RECORDS FOR THE TASK:
┌──
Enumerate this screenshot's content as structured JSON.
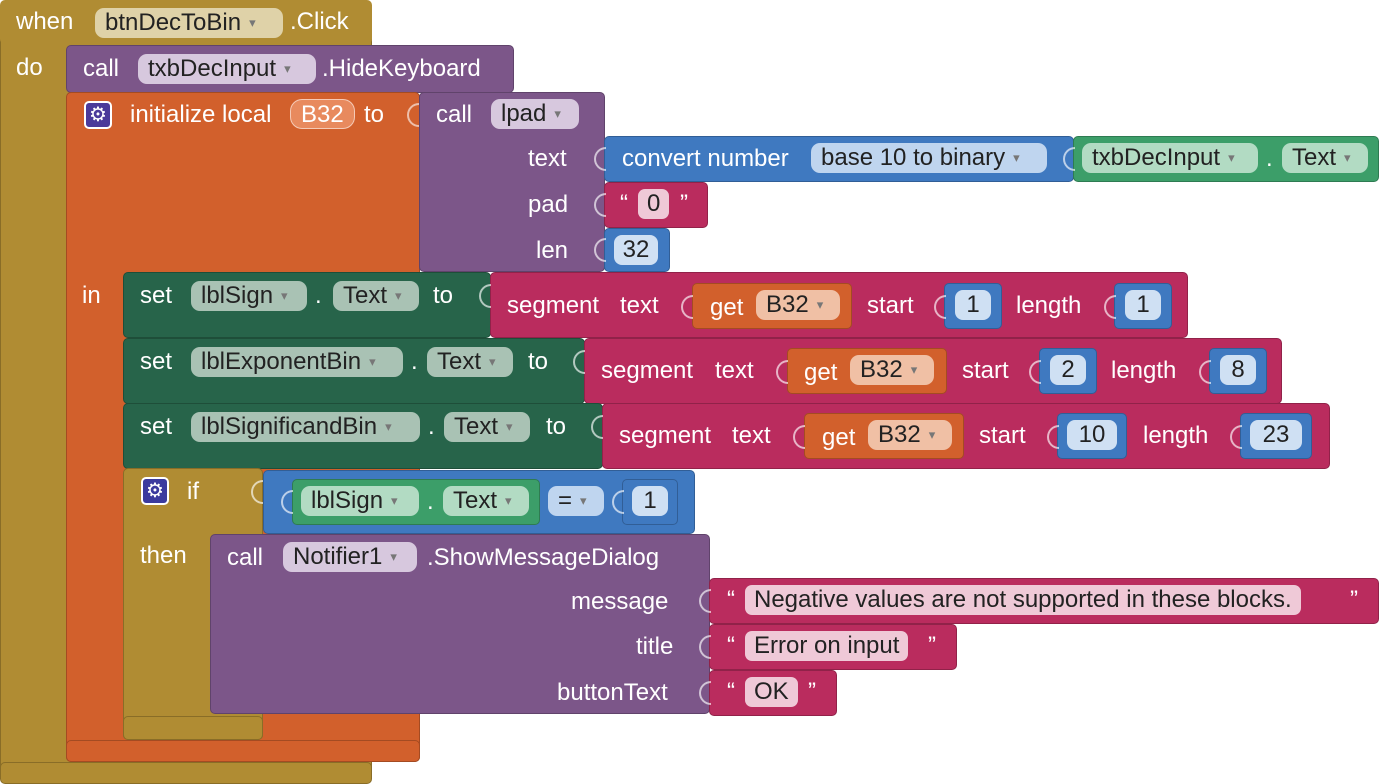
{
  "event": {
    "when_label": "when",
    "component": "btnDecToBin",
    "event_name": ".Click",
    "do_label": "do"
  },
  "hide_keyboard": {
    "call_label": "call",
    "component": "txbDecInput",
    "method": ".HideKeyboard"
  },
  "init_local": {
    "label": "initialize local",
    "var_name": "B32",
    "to_label": "to",
    "in_label": "in"
  },
  "lpad": {
    "call_label": "call",
    "procedure": "lpad",
    "text_label": "text",
    "pad_label": "pad",
    "len_label": "len",
    "pad_value": "0",
    "len_value": "32"
  },
  "convert": {
    "label": "convert number",
    "mode": "base 10 to binary",
    "component": "txbDecInput",
    "property": "Text"
  },
  "setters": [
    {
      "set_label": "set",
      "component": "lblSign",
      "property": "Text",
      "to_label": "to",
      "segment_label": "segment",
      "text_label": "text",
      "get_label": "get",
      "var_name": "B32",
      "start_label": "start",
      "start": "1",
      "length_label": "length",
      "length": "1"
    },
    {
      "set_label": "set",
      "component": "lblExponentBin",
      "property": "Text",
      "to_label": "to",
      "segment_label": "segment",
      "text_label": "text",
      "get_label": "get",
      "var_name": "B32",
      "start_label": "start",
      "start": "2",
      "length_label": "length",
      "length": "8"
    },
    {
      "set_label": "set",
      "component": "lblSignificandBin",
      "property": "Text",
      "to_label": "to",
      "segment_label": "segment",
      "text_label": "text",
      "get_label": "get",
      "var_name": "B32",
      "start_label": "start",
      "start": "10",
      "length_label": "length",
      "length": "23"
    }
  ],
  "if_block": {
    "if_label": "if",
    "then_label": "then",
    "component": "lblSign",
    "property": "Text",
    "operator": "=",
    "compare_value": "1"
  },
  "notifier": {
    "call_label": "call",
    "component": "Notifier1",
    "method": ".ShowMessageDialog",
    "message_label": "message",
    "title_label": "title",
    "button_label": "buttonText",
    "message": "Negative values are not supported in these blocks.",
    "title": "Error on input",
    "button_text": "OK"
  },
  "glyphs": {
    "open_quote": "“",
    "close_quote": "”",
    "dot": ".",
    "arrow": "▾",
    "gear": "⚙"
  },
  "colors": {
    "event": "#b08c33",
    "procedure": "#7c5689",
    "variable": "#d2602c",
    "component_set": "#27644a",
    "math": "#3f79c0",
    "component_get": "#3c9e69",
    "text": "#ba2c5e"
  }
}
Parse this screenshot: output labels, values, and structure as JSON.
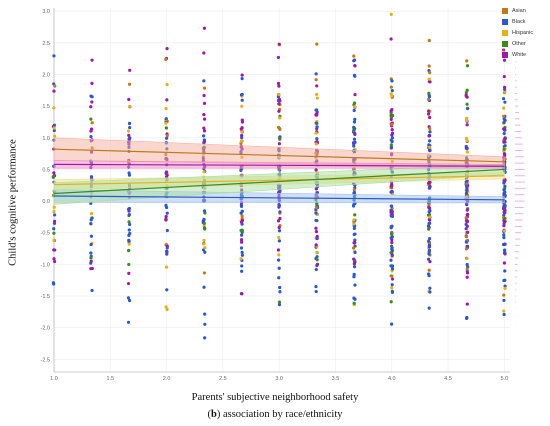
{
  "chart_data": {
    "type": "scatter",
    "xlabel": "Parents' subjective neighborhood safety",
    "ylabel": "Child's cognitive performance",
    "caption_letter": "b",
    "caption_text": "association by race/ethnicity",
    "xlim": [
      1.0,
      5.05
    ],
    "ylim": [
      -2.7,
      3.05
    ],
    "x_ticks": [
      1.0,
      1.5,
      2.0,
      2.5,
      3.0,
      3.5,
      4.0,
      4.5,
      5.0
    ],
    "x_tick_labels": [
      "1.0",
      "1.5",
      "2.0",
      "2.5",
      "3.0",
      "3.5",
      "4.0",
      "4.5",
      "5.0"
    ],
    "y_ticks": [
      3.0,
      2.5,
      2.0,
      1.5,
      1.0,
      0.5,
      0.0,
      -0.5,
      -1.0,
      -1.5,
      -2.0,
      -2.5
    ],
    "y_tick_labels": [
      "3.0",
      "2.5",
      "2.0",
      "1.5",
      "1.0",
      "0.5",
      "0.0",
      "-0.5",
      "-1.0",
      "-1.5",
      "-2.0",
      "-2.5"
    ],
    "x_levels": [
      1.0,
      1.333,
      1.667,
      2.0,
      2.333,
      2.667,
      3.0,
      3.333,
      3.667,
      4.0,
      4.333,
      4.667,
      5.0
    ],
    "grid": true,
    "legend_position": "top-right",
    "series": [
      {
        "name": "Asian",
        "color": "#c07a1a",
        "band_color": "#f4b0a0",
        "fit": {
          "x": [
            1.0,
            5.0
          ],
          "y": [
            0.82,
            0.62
          ]
        },
        "band": {
          "lower": [
            0.64,
            0.54
          ],
          "upper": [
            1.0,
            0.7
          ]
        }
      },
      {
        "name": "Black",
        "color": "#2d58c8",
        "band_color": "#9ec0f0",
        "fit": {
          "x": [
            1.0,
            5.0
          ],
          "y": [
            0.08,
            0.02
          ]
        },
        "band": {
          "lower": [
            -0.02,
            -0.03
          ],
          "upper": [
            0.18,
            0.07
          ]
        }
      },
      {
        "name": "Hispanic",
        "color": "#e3b11a",
        "band_color": "#f2e08a",
        "fit": {
          "x": [
            1.0,
            5.0
          ],
          "y": [
            0.26,
            0.4
          ]
        },
        "band": {
          "lower": [
            0.18,
            0.35
          ],
          "upper": [
            0.34,
            0.45
          ]
        }
      },
      {
        "name": "Other",
        "color": "#3e8a1e",
        "band_color": "#a8e0a0",
        "fit": {
          "x": [
            1.0,
            5.0
          ],
          "y": [
            0.12,
            0.5
          ]
        },
        "band": {
          "lower": [
            -0.05,
            0.42
          ],
          "upper": [
            0.29,
            0.58
          ]
        }
      },
      {
        "name": "White",
        "color": "#9c1aa8",
        "band_color": "#f088c0",
        "fit": {
          "x": [
            1.0,
            5.0
          ],
          "y": [
            0.58,
            0.55
          ]
        },
        "band": {
          "lower": [
            0.52,
            0.52
          ],
          "upper": [
            0.64,
            0.58
          ]
        }
      }
    ]
  }
}
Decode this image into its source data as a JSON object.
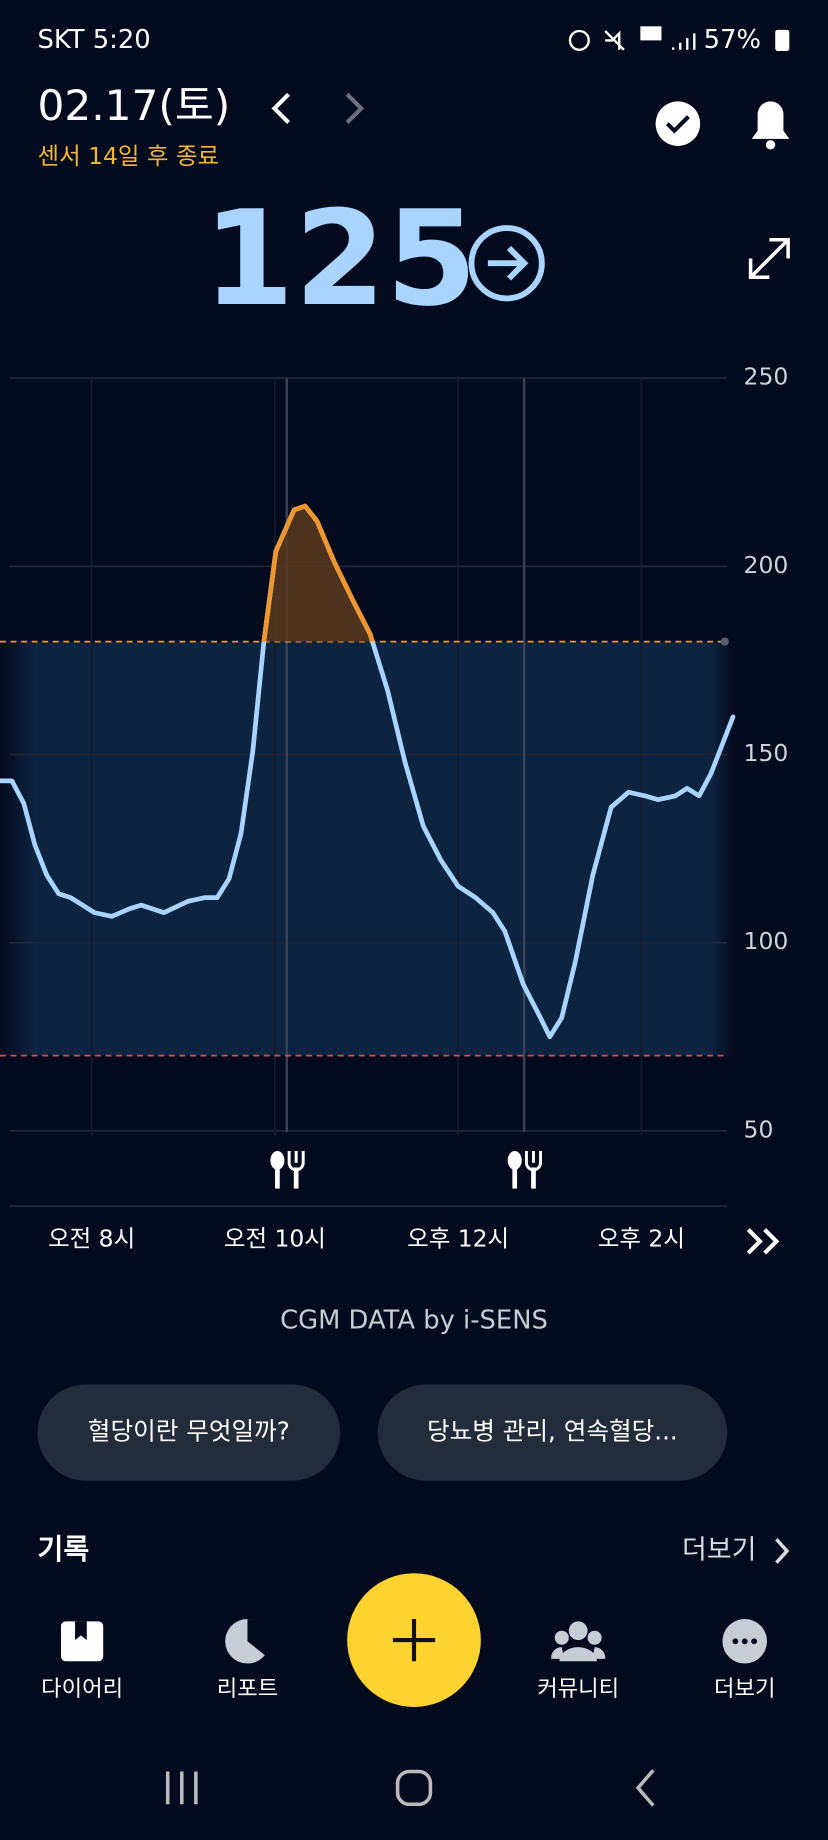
{
  "status_bar": {
    "carrier_time": "SKT 5:20",
    "battery": "57%"
  },
  "header": {
    "date": "02.17(토)",
    "sensor_notice": "센서 14일 후 종료"
  },
  "current_glucose": 125,
  "chart_data": {
    "type": "line",
    "x": [
      7.0,
      7.13,
      7.26,
      7.38,
      7.51,
      7.64,
      7.77,
      8.03,
      8.22,
      8.41,
      8.54,
      8.79,
      9.05,
      9.24,
      9.37,
      9.5,
      9.63,
      9.76,
      9.88,
      10.01,
      10.21,
      10.33,
      10.46,
      10.65,
      10.85,
      11.04,
      11.23,
      11.42,
      11.62,
      11.81,
      12.0,
      12.19,
      12.38,
      12.51,
      12.71,
      12.9,
      13.0,
      13.13,
      13.28,
      13.47,
      13.67,
      13.86,
      14.04,
      14.18,
      14.37,
      14.5,
      14.63,
      14.76,
      15.0
    ],
    "values": [
      143,
      143,
      137,
      126,
      118,
      113,
      112,
      108,
      107,
      109,
      110,
      108,
      111,
      112,
      112,
      117,
      129,
      151,
      180,
      204,
      215,
      216,
      212,
      201,
      191,
      182,
      167,
      148,
      131,
      122,
      115,
      112,
      108,
      103,
      89,
      80,
      75,
      80,
      95,
      118,
      136,
      140,
      139,
      138,
      139,
      141,
      139,
      145,
      160
    ],
    "color": "#a8d4ff",
    "high_color": "#f0962e",
    "xlim": [
      7,
      15
    ],
    "ylim": [
      30,
      250
    ],
    "yticks": [
      50,
      100,
      150,
      200,
      250
    ],
    "xticks": [
      {
        "value": 8,
        "label": "오전 8시"
      },
      {
        "value": 10,
        "label": "오전 10시"
      },
      {
        "value": 12,
        "label": "오후 12시"
      },
      {
        "value": 14,
        "label": "오후 2시"
      }
    ],
    "target_range": {
      "low": 70,
      "high": 180,
      "low_color": "#e0455a",
      "high_color": "#f0962e"
    },
    "meals": [
      10.13,
      12.72
    ],
    "grid": true
  },
  "source": "CGM DATA by i-SENS",
  "chips": [
    "혈당이란 무엇일까?",
    "당뇨병 관리, 연속혈당..."
  ],
  "records": {
    "title": "기록",
    "more": "더보기"
  },
  "nav": [
    "다이어리",
    "리포트",
    "커뮤니티",
    "더보기"
  ]
}
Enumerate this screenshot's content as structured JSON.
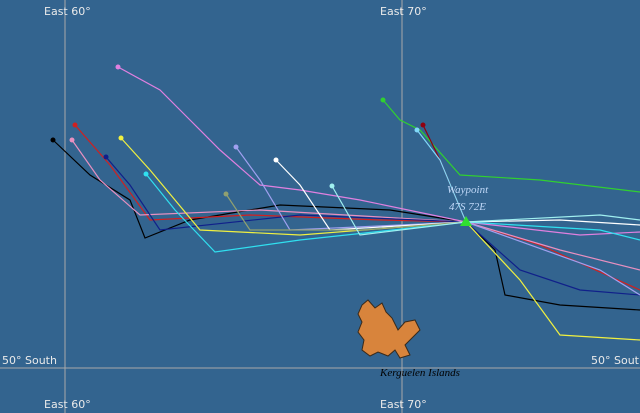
{
  "grid": {
    "meridians": [
      {
        "label": "East 60°"
      },
      {
        "label": "East 70°"
      }
    ],
    "parallel": {
      "label": "50° South"
    }
  },
  "waypoint": {
    "label": "Waypoint",
    "position": "47S 72E"
  },
  "island": {
    "label": "Kerguelen Islands"
  }
}
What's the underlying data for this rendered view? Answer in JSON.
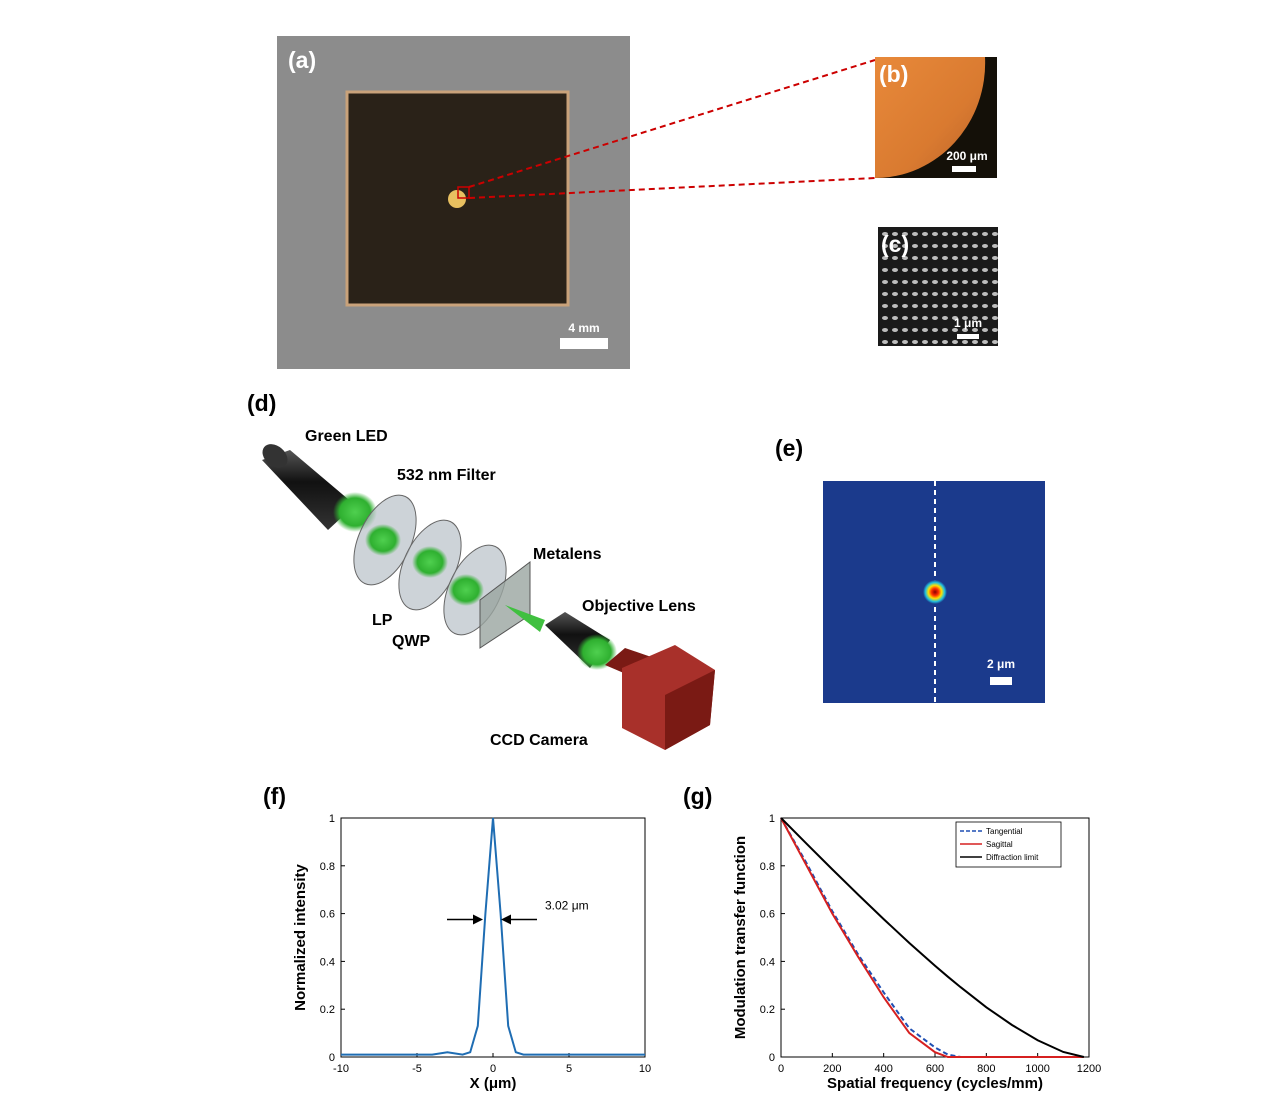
└──
PROBLEM: Which lines contain the word "values"? Return each of them.

ANSWER TO THE EXERCISE:
    "message": "Negative values are not supported in these blocks.",
Parse this screenshot: output labels, values, and structure as JSON.
    "values": [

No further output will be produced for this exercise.